---- Data for processing

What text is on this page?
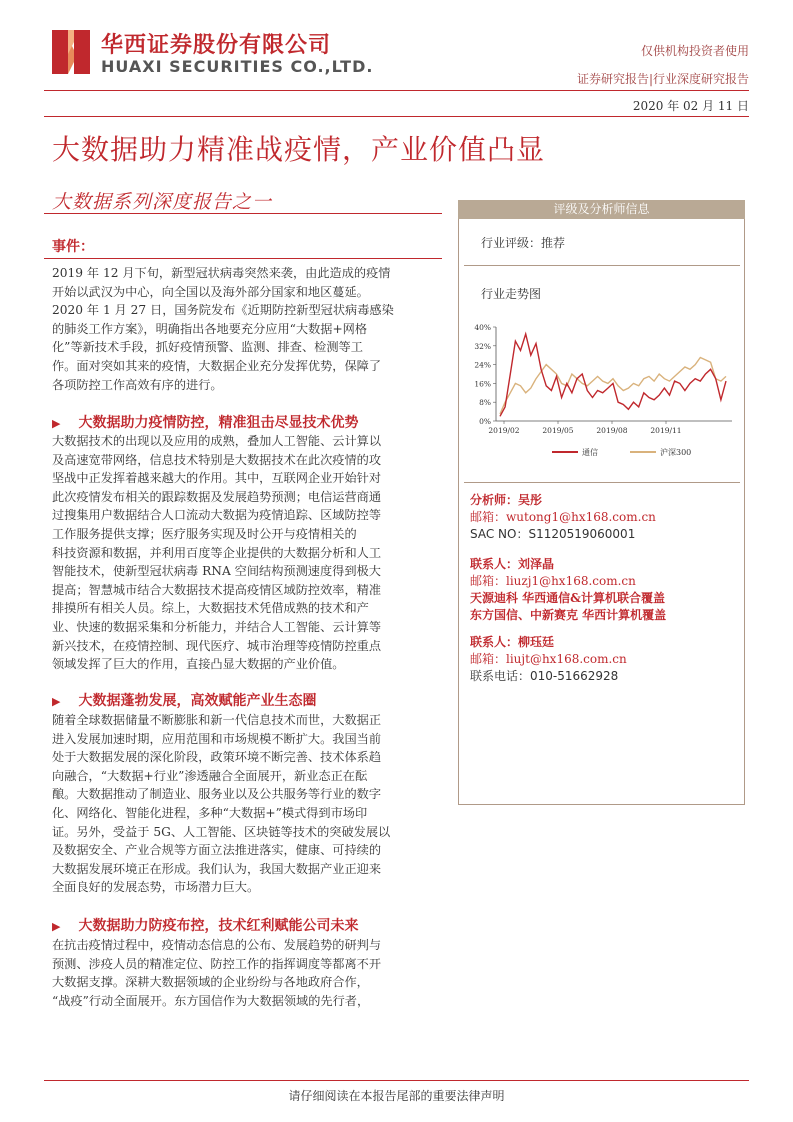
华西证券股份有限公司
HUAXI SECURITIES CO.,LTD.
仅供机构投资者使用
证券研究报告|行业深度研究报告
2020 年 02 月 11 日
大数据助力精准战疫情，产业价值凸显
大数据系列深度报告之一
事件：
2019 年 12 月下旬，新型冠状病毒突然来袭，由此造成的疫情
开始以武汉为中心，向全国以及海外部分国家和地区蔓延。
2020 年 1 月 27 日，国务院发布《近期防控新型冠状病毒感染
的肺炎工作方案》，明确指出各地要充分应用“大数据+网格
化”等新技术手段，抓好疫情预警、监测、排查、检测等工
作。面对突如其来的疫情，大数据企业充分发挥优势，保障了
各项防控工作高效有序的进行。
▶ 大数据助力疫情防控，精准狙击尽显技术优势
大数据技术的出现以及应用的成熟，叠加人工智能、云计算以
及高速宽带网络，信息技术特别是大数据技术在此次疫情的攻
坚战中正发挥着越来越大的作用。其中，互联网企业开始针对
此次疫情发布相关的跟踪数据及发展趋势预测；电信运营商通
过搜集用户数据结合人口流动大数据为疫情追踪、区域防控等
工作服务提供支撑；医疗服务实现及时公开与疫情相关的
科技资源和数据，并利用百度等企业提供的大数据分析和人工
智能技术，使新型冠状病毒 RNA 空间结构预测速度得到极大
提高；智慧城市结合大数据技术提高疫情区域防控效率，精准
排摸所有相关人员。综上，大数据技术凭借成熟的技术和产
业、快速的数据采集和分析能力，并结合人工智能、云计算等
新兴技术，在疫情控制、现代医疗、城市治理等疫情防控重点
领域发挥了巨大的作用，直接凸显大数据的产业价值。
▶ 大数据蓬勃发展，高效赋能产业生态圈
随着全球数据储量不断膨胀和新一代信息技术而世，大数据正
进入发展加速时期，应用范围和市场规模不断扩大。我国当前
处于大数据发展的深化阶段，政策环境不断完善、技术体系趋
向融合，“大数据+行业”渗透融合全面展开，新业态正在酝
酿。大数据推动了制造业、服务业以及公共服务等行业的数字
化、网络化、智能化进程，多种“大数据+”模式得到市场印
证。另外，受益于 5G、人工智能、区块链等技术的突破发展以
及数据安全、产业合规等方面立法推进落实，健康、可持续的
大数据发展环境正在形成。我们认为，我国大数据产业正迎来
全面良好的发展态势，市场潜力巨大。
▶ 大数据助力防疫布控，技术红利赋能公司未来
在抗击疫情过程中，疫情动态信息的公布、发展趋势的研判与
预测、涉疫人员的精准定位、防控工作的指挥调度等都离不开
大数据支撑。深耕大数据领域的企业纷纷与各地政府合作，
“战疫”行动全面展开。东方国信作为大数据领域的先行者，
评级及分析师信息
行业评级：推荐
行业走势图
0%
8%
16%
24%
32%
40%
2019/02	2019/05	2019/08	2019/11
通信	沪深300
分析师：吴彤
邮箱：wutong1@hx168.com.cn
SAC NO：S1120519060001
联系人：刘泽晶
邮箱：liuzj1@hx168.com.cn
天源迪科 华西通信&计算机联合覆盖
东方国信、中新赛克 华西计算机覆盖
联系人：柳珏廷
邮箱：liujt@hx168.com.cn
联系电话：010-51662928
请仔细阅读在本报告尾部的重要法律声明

--------

= Directions for this task =
Pictures in the records must not appear in the copy; transcribe everything else precisely.

= Full solution =
What text is on this page?
华西证券股份有限公司
HUAXI SECURITIES CO.,LTD.
仅供机构投资者使用
证券研究报告|行业深度研究报告
2020 年 02 月 11 日
大数据助力精准战疫情，产业价值凸显
大数据系列深度报告之一
事件：
2019 年 12 月下旬，新型冠状病毒突然来袭，由此造成的疫情
开始以武汉为中心，向全国以及海外部分国家和地区蔓延。
2020 年 1 月 27 日，国务院发布《近期防控新型冠状病毒感染
的肺炎工作方案》，明确指出各地要充分应用“大数据+网格
化”等新技术手段，抓好疫情预警、监测、排查、检测等工
作。面对突如其来的疫情，大数据企业充分发挥优势，保障了
各项防控工作高效有序的进行。
▶ 大数据助力疫情防控，精准狙击尽显技术优势
大数据技术的出现以及应用的成熟，叠加人工智能、云计算以
及高速宽带网络，信息技术特别是大数据技术在此次疫情的攻
坚战中正发挥着越来越大的作用。其中，互联网企业开始针对
此次疫情发布相关的跟踪数据及发展趋势预测；电信运营商通
过搜集用户数据结合人口流动大数据为疫情追踪、区域防控等
工作服务提供支撑；医疗服务实现及时公开与疫情相关的
科技资源和数据，并利用百度等企业提供的大数据分析和人工
智能技术，使新型冠状病毒 RNA 空间结构预测速度得到极大
提高；智慧城市结合大数据技术提高疫情区域防控效率，精准
排摸所有相关人员。综上，大数据技术凭借成熟的技术和产
业、快速的数据采集和分析能力，并结合人工智能、云计算等
新兴技术，在疫情控制、现代医疗、城市治理等疫情防控重点
领域发挥了巨大的作用，直接凸显大数据的产业价值。
▶ 大数据蓬勃发展，高效赋能产业生态圈
随着全球数据储量不断膨胀和新一代信息技术而世，大数据正
进入发展加速时期，应用范围和市场规模不断扩大。我国当前
处于大数据发展的深化阶段，政策环境不断完善、技术体系趋
向融合，“大数据+行业”渗透融合全面展开，新业态正在酝
酿。大数据推动了制造业、服务业以及公共服务等行业的数字
化、网络化、智能化进程，多种“大数据+”模式得到市场印
证。另外，受益于 5G、人工智能、区块链等技术的突破发展以
及数据安全、产业合规等方面立法推进落实，健康、可持续的
大数据发展环境正在形成。我们认为，我国大数据产业正迎来
全面良好的发展态势，市场潜力巨大。
▶ 大数据助力防疫布控，技术红利赋能公司未来
在抗击疫情过程中，疫情动态信息的公布、发展趋势的研判与
预测、涉疫人员的精准定位、防控工作的指挥调度等都离不开
大数据支撑。深耕大数据领域的企业纷纷与各地政府合作，
“战疫”行动全面展开。东方国信作为大数据领域的先行者，
评级及分析师信息
行业评级：推荐
行业走势图
0%
8%
16%
24%
32%
40%
2019/02	2019/05	2019/08	2019/11
通信	沪深300
分析师：吴彤
邮箱：wutong1@hx168.com.cn
SAC NO：S1120519060001
联系人：刘泽晶
邮箱：liuzj1@hx168.com.cn
天源迪科 华西通信&计算机联合覆盖
东方国信、中新赛克 华西计算机覆盖
联系人：柳珏廷
邮箱：liujt@hx168.com.cn
联系电话：010-51662928
请仔细阅读在本报告尾部的重要法律声明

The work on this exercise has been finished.